Dataset rows:
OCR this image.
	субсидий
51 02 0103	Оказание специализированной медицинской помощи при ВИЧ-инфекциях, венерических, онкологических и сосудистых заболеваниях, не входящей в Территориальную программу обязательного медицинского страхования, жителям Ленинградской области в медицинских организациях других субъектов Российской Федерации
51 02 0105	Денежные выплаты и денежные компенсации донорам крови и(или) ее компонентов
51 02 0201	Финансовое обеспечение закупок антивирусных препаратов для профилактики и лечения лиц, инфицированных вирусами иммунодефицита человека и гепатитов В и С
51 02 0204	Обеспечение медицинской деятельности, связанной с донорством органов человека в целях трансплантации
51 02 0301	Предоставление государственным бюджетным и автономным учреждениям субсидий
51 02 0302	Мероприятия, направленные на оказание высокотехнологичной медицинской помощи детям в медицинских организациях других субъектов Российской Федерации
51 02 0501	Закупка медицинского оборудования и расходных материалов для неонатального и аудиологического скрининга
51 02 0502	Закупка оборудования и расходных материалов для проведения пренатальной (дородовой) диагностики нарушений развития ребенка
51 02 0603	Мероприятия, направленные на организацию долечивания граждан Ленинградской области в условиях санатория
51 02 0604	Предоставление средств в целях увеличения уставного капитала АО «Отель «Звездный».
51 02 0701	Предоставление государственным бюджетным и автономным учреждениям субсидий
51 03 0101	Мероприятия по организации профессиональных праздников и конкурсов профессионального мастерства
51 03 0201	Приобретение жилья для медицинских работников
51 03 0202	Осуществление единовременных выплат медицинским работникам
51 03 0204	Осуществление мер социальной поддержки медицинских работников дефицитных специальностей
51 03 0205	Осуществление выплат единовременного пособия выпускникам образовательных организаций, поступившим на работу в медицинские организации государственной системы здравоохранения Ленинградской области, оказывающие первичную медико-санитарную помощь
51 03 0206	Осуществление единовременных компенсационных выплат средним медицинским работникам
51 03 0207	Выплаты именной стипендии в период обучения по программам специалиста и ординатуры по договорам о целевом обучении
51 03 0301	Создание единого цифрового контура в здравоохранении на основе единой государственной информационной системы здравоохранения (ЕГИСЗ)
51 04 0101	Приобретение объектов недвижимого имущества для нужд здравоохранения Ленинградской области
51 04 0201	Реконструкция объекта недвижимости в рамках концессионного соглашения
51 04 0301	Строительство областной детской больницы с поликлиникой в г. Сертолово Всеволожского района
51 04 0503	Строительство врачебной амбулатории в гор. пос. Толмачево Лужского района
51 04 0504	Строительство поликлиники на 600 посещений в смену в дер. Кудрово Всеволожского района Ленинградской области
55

Given request
Show the lines of the material that contain the word "субъектов".

Answer in full
51 02 0103	Оказание специализированной медицинской помощи при ВИЧ-инфекциях, венерических, онкологических и сосудистых заболеваниях, не входящей в Территориальную программу обязательного медицинского страхования, жителям Ленинградской области в медицинских организациях других субъектов Российской Федерации
51 02 0302	Мероприятия, направленные на оказание высокотехнологичной медицинской помощи детям в медицинских организациях других субъектов Российской Федерации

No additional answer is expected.